• _Text passage_:
Closed Rayman closed 6 years ago
The code we use breaks with Tensorflow 1.3 but I have some fixes on a branch locally ATM.
Original without any data augmentation: After setting the mirror-aumentation to true: Training takes a lot more time which is very inconvenient, but mirroring part of the data does (slightly) improve the accuracy. The increased training time is probably a CPU issue so by correctly using the GPU this might not be a problem.
With data augmentation the bottleneck caching is disabled so we should look to see if we can train on the GPU. How long did training take?
Besides mirroring, there are different augmentations to try out:
The retrain-script from the Tensorflow examples offers:
Let's put these at 10% for each, see if each one improves performance and if they do, enable them all together. Later, we can decide to implement the other augmentations as well.

• _Listing_:
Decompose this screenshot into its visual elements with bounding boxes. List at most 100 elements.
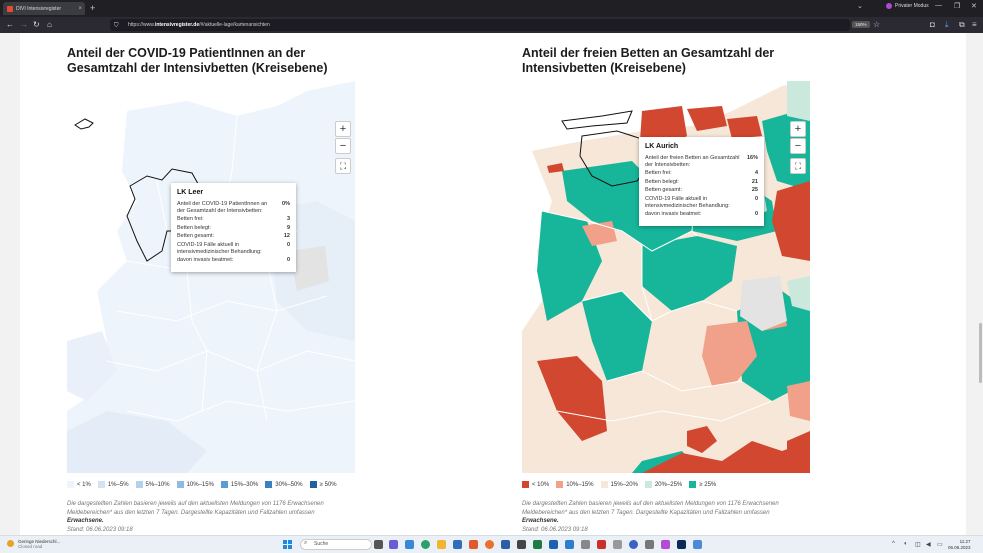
private-mask-icon (886, 3, 892, 9)
left-map[interactable]: + − ⛶ (67, 81, 355, 473)
region-red-center (687, 426, 717, 453)
weather-widget[interactable]: Geringe Niederschl... Closed road (7, 539, 60, 549)
private-mode-label: Privater Modus (895, 3, 929, 9)
tooltip-row: Betten belegt: 21 (645, 178, 758, 185)
legend-item[interactable]: < 1% (67, 481, 91, 488)
right-fullscreen-button[interactable]: ⛶ (790, 158, 806, 174)
maximize-icon[interactable]: ❐ (954, 3, 961, 10)
close-tab-icon[interactable]: × (78, 5, 82, 12)
acrobat-icon[interactable] (597, 540, 606, 549)
office-icon[interactable] (469, 540, 478, 549)
home-icon[interactable]: ⌂ (47, 20, 52, 29)
right-map-tooltip: LK Aurich Anteil der freien Betten an Ge… (639, 137, 764, 226)
region-salmon-2 (702, 321, 757, 386)
store-icon[interactable] (453, 540, 462, 549)
app-icon[interactable] (693, 540, 702, 549)
legend-item[interactable]: 10%–15% (556, 481, 594, 488)
web-page: Anteil der COVID-19 PatientInnen an der … (0, 33, 983, 535)
windows-start-icon[interactable] (283, 540, 292, 549)
system-clock[interactable]: 11:27 06.06.2023 (948, 539, 971, 550)
task-view-icon[interactable] (374, 540, 383, 549)
legend-item[interactable]: < 10% (522, 481, 549, 488)
zoom-level-badge[interactable]: 150% (852, 21, 870, 28)
word-icon[interactable] (549, 540, 558, 549)
minimize-icon[interactable]: — (935, 2, 942, 9)
menu-icon[interactable]: ≡ (972, 20, 977, 29)
legend-item[interactable]: 30%–50% (265, 481, 303, 488)
legend-item[interactable]: 15%–20% (600, 481, 638, 488)
legend-swatch (600, 481, 608, 488)
tray-app-icon[interactable]: ◐ (904, 541, 908, 547)
region-lightteal-ne (787, 81, 810, 121)
tooltip-row: Betten gesamt: 12 (177, 233, 290, 240)
photoshop-icon[interactable] (677, 540, 686, 549)
region-teal-west (537, 211, 602, 321)
tooltip-row: Anteil der COVID-19 PatientInnen an der … (177, 201, 290, 214)
taskbar-search-input[interactable]: Suche (300, 539, 372, 550)
right-zoom-in-button[interactable]: + (790, 121, 806, 137)
new-tab-button[interactable]: + (90, 3, 96, 13)
app-icon[interactable] (629, 540, 638, 549)
left-zoom-in-button[interactable]: + (335, 121, 351, 137)
download-icon[interactable]: ⤓ (945, 20, 949, 29)
region-red-west (537, 356, 607, 441)
app-icon[interactable] (645, 540, 654, 549)
firefox-private-icon[interactable] (661, 540, 670, 549)
legend-item[interactable]: 20%–25% (644, 481, 682, 488)
tooltip-row: COVID-19 Fälle aktuell in intensivmedizi… (645, 195, 758, 209)
dropbox-icon[interactable] (501, 540, 510, 549)
region-salmon-3 (787, 381, 810, 421)
tab-title: DIVI Intensivregister (16, 5, 62, 12)
back-icon[interactable]: ← (6, 20, 14, 29)
url-bar[interactable]: https://www.intensivregister.de/#/aktuel… (110, 19, 850, 31)
excel-icon[interactable] (533, 540, 542, 549)
app-icon[interactable] (581, 540, 590, 549)
forward-icon[interactable]: → (20, 20, 28, 29)
pocket-icon[interactable]: ◘ (930, 20, 935, 29)
legend-swatch (176, 481, 184, 488)
legend-item[interactable]: 5%–10% (135, 481, 170, 488)
region-gray (289, 246, 329, 291)
left-zoom-out-button[interactable]: − (335, 138, 351, 154)
region-red-se (787, 431, 810, 473)
tooltip-row: Betten gesamt: 25 (645, 187, 758, 194)
teams-icon[interactable] (405, 540, 414, 549)
extensions-icon[interactable]: ⧉ (959, 20, 965, 29)
highlighted-district-outline (579, 130, 653, 187)
legend-item[interactable]: ≥ 25% (689, 481, 716, 488)
widgets-icon[interactable] (389, 540, 398, 549)
scrollbar-thumb[interactable] (979, 323, 982, 383)
tray-chevron-icon[interactable]: ^ (892, 541, 895, 547)
region-red-south (642, 441, 810, 473)
app-icon[interactable] (613, 540, 622, 549)
legend-item[interactable]: ≥ 50% (309, 481, 337, 488)
legend-item[interactable]: 1%–5% (97, 481, 129, 488)
battery-icon[interactable]: ▭ (937, 542, 943, 548)
tab-list-chevron-icon[interactable]: ⌄ (857, 3, 863, 10)
left-fullscreen-button[interactable]: ⛶ (335, 158, 351, 174)
region-red-n2 (727, 116, 762, 139)
network-icon[interactable]: ◫ (915, 542, 921, 548)
volume-icon[interactable]: ◀ (926, 542, 931, 548)
browser-tab[interactable]: DIVI Intensivregister × (3, 2, 85, 15)
bookmark-star-icon[interactable]: ☆ (873, 20, 881, 29)
favicon-icon (7, 5, 13, 12)
legend-swatch (556, 481, 564, 488)
app-icon[interactable] (517, 540, 526, 549)
close-window-icon[interactable]: ✕ (971, 3, 977, 10)
browser-toolbar: ← → ↻ ⌂ https://www.intensivregister.de/… (0, 17, 983, 33)
url-domain: intensivregister.de (154, 22, 200, 28)
url-path: /#/aktuelle-lage/kartenansichten (199, 22, 270, 28)
page-scrollbar[interactable] (977, 33, 983, 535)
shield-icon[interactable]: ⛉ (114, 23, 119, 29)
reload-icon[interactable]: ↻ (33, 20, 40, 29)
edge-icon[interactable] (421, 540, 430, 549)
legend-item[interactable]: 15%–30% (220, 481, 258, 488)
tooltip-row: Betten frei: 3 (177, 216, 290, 223)
file-explorer-icon[interactable] (437, 540, 446, 549)
outlook-icon[interactable] (565, 540, 574, 549)
firefox-icon[interactable] (485, 540, 494, 549)
legend-item[interactable]: 10%–15% (176, 481, 214, 488)
weather-line2: Closed road (18, 544, 43, 549)
right-zoom-out-button[interactable]: − (790, 138, 806, 154)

• _To be done_: Can you write out, word for word, the stretch of the data augmentation thread above from "Original without any" through "be a problem."?

• _Answer to this exercise_:
Original without any data augmentation: After setting the mirror-aumentation to true: Training takes a lot more time which is very inconvenient, but mirroring part of the data does (slightly) improve the accuracy. The increased training time is probably a CPU issue so by correctly using the GPU this might not be a problem.